## [PROBLEM TO SOLVE]
Transcribe each line exactly.

## [PROVIDED DATA]
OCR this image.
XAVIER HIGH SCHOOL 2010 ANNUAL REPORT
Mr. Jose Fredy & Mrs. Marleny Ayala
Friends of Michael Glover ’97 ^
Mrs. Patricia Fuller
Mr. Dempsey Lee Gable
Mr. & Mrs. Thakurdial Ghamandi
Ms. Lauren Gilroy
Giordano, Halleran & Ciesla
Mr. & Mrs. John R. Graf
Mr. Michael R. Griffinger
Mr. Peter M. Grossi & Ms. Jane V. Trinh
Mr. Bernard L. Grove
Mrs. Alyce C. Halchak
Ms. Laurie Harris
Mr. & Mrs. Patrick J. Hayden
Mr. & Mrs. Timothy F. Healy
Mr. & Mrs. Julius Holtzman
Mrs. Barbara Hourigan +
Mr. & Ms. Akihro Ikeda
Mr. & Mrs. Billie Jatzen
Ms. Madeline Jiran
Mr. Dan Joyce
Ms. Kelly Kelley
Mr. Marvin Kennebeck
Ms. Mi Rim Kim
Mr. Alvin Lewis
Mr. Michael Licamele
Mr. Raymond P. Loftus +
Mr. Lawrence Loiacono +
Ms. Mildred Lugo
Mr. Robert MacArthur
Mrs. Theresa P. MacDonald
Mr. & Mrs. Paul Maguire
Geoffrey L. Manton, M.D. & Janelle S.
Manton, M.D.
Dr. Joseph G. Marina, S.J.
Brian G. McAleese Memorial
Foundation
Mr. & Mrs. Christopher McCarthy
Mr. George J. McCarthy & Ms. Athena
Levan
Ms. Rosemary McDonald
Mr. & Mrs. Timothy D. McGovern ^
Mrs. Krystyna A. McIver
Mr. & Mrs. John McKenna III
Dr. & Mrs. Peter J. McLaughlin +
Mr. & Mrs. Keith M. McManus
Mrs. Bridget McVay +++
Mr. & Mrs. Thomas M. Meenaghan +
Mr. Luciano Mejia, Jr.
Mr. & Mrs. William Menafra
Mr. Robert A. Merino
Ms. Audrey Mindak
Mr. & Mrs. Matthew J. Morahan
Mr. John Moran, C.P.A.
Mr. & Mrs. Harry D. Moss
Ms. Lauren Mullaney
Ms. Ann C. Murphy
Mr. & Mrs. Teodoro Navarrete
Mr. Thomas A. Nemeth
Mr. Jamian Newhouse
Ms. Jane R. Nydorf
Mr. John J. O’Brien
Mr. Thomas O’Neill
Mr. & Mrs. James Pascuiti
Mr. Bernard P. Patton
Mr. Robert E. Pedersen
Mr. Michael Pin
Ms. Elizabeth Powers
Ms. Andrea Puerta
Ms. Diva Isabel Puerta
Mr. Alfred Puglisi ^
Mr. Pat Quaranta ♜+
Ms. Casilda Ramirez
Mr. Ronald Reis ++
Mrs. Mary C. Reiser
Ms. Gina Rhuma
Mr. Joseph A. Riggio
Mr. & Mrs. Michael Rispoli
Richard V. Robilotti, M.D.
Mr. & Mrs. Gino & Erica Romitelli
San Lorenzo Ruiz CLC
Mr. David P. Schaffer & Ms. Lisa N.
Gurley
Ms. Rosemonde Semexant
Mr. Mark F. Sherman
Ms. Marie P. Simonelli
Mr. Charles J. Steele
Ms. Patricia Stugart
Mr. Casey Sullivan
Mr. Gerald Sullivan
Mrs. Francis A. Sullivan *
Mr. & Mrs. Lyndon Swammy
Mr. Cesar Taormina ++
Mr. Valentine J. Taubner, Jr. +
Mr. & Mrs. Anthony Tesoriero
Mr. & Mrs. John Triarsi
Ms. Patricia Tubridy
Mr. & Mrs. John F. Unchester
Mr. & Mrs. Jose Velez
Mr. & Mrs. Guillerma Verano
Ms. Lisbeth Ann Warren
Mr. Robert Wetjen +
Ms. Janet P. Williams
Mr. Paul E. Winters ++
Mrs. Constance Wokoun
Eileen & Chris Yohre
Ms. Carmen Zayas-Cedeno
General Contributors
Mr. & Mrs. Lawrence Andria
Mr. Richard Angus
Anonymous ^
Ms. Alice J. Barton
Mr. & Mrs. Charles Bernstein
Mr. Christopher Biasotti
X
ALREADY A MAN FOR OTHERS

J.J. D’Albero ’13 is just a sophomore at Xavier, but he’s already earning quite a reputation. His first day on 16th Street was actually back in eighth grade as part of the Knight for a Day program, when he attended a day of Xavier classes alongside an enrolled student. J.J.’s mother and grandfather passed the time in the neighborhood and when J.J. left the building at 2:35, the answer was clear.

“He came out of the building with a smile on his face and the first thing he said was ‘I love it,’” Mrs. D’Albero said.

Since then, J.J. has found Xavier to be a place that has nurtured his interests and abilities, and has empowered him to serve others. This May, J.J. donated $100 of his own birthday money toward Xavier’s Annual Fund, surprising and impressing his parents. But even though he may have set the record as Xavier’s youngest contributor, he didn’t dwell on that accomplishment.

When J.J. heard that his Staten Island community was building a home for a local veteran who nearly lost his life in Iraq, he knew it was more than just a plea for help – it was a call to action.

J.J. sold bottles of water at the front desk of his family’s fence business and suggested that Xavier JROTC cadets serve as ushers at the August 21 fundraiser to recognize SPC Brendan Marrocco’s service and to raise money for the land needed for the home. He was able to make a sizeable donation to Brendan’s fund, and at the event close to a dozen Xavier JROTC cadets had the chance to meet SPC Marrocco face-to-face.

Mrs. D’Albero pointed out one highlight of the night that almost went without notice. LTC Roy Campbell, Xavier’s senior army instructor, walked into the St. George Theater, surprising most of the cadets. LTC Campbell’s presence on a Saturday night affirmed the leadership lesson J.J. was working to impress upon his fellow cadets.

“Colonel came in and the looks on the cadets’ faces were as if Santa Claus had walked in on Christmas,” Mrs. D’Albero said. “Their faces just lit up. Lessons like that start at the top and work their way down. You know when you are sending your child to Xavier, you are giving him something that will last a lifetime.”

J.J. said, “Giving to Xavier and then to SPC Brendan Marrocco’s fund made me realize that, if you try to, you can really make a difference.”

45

## [ANSWER TO THE TASK]
OCR this image.
XAVIER HIGH SCHOOL 2010 ANNUAL REPORT
Mr. Jose Fredy & Mrs. Marleny Ayala
Friends of Michael Glover ’97 ^
Mrs. Patricia Fuller
Mr. Dempsey Lee Gable
Mr. & Mrs. Thakurdial Ghamandi
Ms. Lauren Gilroy
Giordano, Halleran & Ciesla
Mr. & Mrs. John R. Graf
Mr. Michael R. Griffinger
Mr. Peter M. Grossi & Ms. Jane V. Trinh
Mr. Bernard L. Grove
Mrs. Alyce C. Halchak
Ms. Laurie Harris
Mr. & Mrs. Patrick J. Hayden
Mr. & Mrs. Timothy F. Healy
Mr. & Mrs. Julius Holtzman
Mrs. Barbara Hourigan +
Mr. & Ms. Akihro Ikeda
Mr. & Mrs. Billie Jatzen
Ms. Madeline Jiran
Mr. Dan Joyce
Ms. Kelly Kelley
Mr. Marvin Kennebeck
Ms. Mi Rim Kim
Mr. Alvin Lewis
Mr. Michael Licamele
Mr. Raymond P. Loftus +
Mr. Lawrence Loiacono +
Ms. Mildred Lugo
Mr. Robert MacArthur
Mrs. Theresa P. MacDonald
Mr. & Mrs. Paul Maguire
Geoffrey L. Manton, M.D. & Janelle S.
Manton, M.D.
Dr. Joseph G. Marina, S.J.
Brian G. McAleese Memorial
Foundation
Mr. & Mrs. Christopher McCarthy
Mr. George J. McCarthy & Ms. Athena
Levan
Ms. Rosemary McDonald
Mr. & Mrs. Timothy D. McGovern ^
Mrs. Krystyna A. McIver
Mr. & Mrs. John McKenna III
Dr. & Mrs. Peter J. McLaughlin +
Mr. & Mrs. Keith M. McManus
Mrs. Bridget McVay +++
Mr. & Mrs. Thomas M. Meenaghan +
Mr. Luciano Mejia, Jr.
Mr. & Mrs. William Menafra
Mr. Robert A. Merino
Ms. Audrey Mindak
Mr. & Mrs. Matthew J. Morahan
Mr. John Moran, C.P.A.
Mr. & Mrs. Harry D. Moss
Ms. Lauren Mullaney
Ms. Ann C. Murphy
Mr. & Mrs. Teodoro Navarrete
Mr. Thomas A. Nemeth
Mr. Jamian Newhouse
Ms. Jane R. Nydorf
Mr. John J. O’Brien
Mr. Thomas O’Neill
Mr. & Mrs. James Pascuiti
Mr. Bernard P. Patton
Mr. Robert E. Pedersen
Mr. Michael Pin
Ms. Elizabeth Powers
Ms. Andrea Puerta
Ms. Diva Isabel Puerta
Mr. Alfred Puglisi ^
Mr. Pat Quaranta ♜+
Ms. Casilda Ramirez
Mr. Ronald Reis ++
Mrs. Mary C. Reiser
Ms. Gina Rhuma
Mr. Joseph A. Riggio
Mr. & Mrs. Michael Rispoli
Richard V. Robilotti, M.D.
Mr. & Mrs. Gino & Erica Romitelli
San Lorenzo Ruiz CLC
Mr. David P. Schaffer & Ms. Lisa N.
Gurley
Ms. Rosemonde Semexant
Mr. Mark F. Sherman
Ms. Marie P. Simonelli
Mr. Charles J. Steele
Ms. Patricia Stugart
Mr. Casey Sullivan
Mr. Gerald Sullivan
Mrs. Francis A. Sullivan *
Mr. & Mrs. Lyndon Swammy
Mr. Cesar Taormina ++
Mr. Valentine J. Taubner, Jr. +
Mr. & Mrs. Anthony Tesoriero
Mr. & Mrs. John Triarsi
Ms. Patricia Tubridy
Mr. & Mrs. John F. Unchester
Mr. & Mrs. Jose Velez
Mr. & Mrs. Guillerma Verano
Ms. Lisbeth Ann Warren
Mr. Robert Wetjen +
Ms. Janet P. Williams
Mr. Paul E. Winters ++
Mrs. Constance Wokoun
Eileen & Chris Yohre
Ms. Carmen Zayas-Cedeno
General Contributors
Mr. & Mrs. Lawrence Andria
Mr. Richard Angus
Anonymous ^
Ms. Alice J. Barton
Mr. & Mrs. Charles Bernstein
Mr. Christopher Biasotti
X
ALREADY A MAN FOR OTHERS

J.J. D’Albero ’13 is just a sophomore at Xavier, but he’s already earning quite a reputation. His first day on 16th Street was actually back in eighth grade as part of the Knight for a Day program, when he attended a day of Xavier classes alongside an enrolled student. J.J.’s mother and grandfather passed the time in the neighborhood and when J.J. left the building at 2:35, the answer was clear.

“He came out of the building with a smile on his face and the first thing he said was ‘I love it,’” Mrs. D’Albero said.

Since then, J.J. has found Xavier to be a place that has nurtured his interests and abilities, and has empowered him to serve others. This May, J.J. donated $100 of his own birthday money toward Xavier’s Annual Fund, surprising and impressing his parents. But even though he may have set the record as Xavier’s youngest contributor, he didn’t dwell on that accomplishment.

When J.J. heard that his Staten Island community was building a home for a local veteran who nearly lost his life in Iraq, he knew it was more than just a plea for help – it was a call to action.

J.J. sold bottles of water at the front desk of his family’s fence business and suggested that Xavier JROTC cadets serve as ushers at the August 21 fundraiser to recognize SPC Brendan Marrocco’s service and to raise money for the land needed for the home. He was able to make a sizeable donation to Brendan’s fund, and at the event close to a dozen Xavier JROTC cadets had the chance to meet SPC Marrocco face-to-face.

Mrs. D’Albero pointed out one highlight of the night that almost went without notice. LTC Roy Campbell, Xavier’s senior army instructor, walked into the St. George Theater, surprising most of the cadets. LTC Campbell’s presence on a Saturday night affirmed the leadership lesson J.J. was working to impress upon his fellow cadets.

“Colonel came in and the looks on the cadets’ faces were as if Santa Claus had walked in on Christmas,” Mrs. D’Albero said. “Their faces just lit up. Lessons like that start at the top and work their way down. You know when you are sending your child to Xavier, you are giving him something that will last a lifetime.”

J.J. said, “Giving to Xavier and then to SPC Brendan Marrocco’s fund made me realize that, if you try to, you can really make a difference.”

45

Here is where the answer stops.